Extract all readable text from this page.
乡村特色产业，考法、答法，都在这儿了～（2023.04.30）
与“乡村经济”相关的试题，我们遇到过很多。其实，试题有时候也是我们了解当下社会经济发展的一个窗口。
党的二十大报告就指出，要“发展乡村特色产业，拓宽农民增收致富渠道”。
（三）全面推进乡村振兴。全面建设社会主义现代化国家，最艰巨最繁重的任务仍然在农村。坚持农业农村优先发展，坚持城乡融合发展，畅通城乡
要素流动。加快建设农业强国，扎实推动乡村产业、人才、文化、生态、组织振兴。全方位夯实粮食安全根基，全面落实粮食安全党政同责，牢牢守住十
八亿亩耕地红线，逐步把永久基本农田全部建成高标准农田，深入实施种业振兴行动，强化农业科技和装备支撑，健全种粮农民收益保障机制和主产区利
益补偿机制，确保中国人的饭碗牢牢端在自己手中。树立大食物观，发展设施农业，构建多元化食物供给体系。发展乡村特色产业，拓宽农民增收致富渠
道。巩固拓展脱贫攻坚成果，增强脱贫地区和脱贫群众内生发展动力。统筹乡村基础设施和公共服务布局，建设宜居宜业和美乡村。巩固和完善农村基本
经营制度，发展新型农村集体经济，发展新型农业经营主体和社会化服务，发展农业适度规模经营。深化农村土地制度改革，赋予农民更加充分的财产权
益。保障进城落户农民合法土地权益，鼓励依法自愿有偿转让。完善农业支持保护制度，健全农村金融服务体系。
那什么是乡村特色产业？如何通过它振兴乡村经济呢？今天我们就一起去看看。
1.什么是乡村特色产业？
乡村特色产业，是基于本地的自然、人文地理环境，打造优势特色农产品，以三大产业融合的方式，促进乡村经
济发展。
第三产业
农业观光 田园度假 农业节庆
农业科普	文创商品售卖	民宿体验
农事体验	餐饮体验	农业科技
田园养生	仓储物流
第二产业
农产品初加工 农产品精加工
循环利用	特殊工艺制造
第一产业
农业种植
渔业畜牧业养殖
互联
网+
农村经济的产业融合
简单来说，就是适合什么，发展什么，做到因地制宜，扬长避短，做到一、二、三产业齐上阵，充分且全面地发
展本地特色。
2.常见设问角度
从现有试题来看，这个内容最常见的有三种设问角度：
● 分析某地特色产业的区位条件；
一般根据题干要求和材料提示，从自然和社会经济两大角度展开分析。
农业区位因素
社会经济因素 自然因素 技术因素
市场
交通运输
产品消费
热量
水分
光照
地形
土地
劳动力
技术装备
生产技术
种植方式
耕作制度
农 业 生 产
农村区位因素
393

——

### Challenge:
Search the records above for the string "发展乡村特色产业". Copy every line that contains it.

### Exercise solution:
党的二十大报告就指出，要“发展乡村特色产业，拓宽农民增收致富渠道”。
益补偿机制，确保中国人的饭碗牢牢端在自己手中。树立大食物观，发展设施农业，构建多元化食物供给体系。发展乡村特色产业，拓宽农民增收致富渠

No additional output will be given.